» RECORDS PROVIDED:
((

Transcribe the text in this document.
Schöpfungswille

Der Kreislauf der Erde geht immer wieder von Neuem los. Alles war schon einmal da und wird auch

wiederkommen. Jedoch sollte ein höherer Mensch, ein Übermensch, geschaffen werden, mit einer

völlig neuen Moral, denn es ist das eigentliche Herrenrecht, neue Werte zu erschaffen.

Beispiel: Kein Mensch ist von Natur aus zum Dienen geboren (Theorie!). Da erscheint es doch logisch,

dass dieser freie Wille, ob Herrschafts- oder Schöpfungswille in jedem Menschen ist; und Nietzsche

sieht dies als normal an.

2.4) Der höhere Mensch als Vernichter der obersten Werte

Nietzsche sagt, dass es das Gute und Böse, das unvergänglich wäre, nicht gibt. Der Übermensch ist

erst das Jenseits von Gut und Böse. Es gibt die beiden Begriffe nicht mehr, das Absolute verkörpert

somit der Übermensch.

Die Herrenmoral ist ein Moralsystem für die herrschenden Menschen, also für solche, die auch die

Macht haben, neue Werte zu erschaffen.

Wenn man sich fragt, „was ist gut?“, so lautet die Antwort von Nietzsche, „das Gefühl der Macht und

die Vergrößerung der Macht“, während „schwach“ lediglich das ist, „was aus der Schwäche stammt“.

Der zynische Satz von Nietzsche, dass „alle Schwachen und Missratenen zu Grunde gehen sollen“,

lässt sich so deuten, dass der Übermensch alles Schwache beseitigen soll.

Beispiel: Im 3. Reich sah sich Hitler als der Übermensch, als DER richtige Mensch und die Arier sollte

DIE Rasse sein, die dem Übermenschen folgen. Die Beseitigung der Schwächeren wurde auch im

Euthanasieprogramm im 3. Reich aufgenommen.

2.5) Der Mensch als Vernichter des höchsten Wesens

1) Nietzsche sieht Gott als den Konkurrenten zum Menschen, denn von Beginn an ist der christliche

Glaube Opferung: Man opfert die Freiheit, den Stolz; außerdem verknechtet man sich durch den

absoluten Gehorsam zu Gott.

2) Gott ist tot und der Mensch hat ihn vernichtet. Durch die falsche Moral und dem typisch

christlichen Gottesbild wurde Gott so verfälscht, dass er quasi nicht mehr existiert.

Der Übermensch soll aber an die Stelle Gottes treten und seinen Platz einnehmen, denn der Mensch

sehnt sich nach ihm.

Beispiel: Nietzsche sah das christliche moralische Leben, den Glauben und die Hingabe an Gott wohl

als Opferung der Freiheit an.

))

» YOUR GOAL: Each line above with the string "wurde" in it should be located and copied.

» RESULT:
DIE Rasse sein, die dem Übermenschen folgen. Die Beseitigung der Schwächeren wurde auch im
christlichen Gottesbild wurde Gott so verfälscht, dass er quasi nicht mehr existiert.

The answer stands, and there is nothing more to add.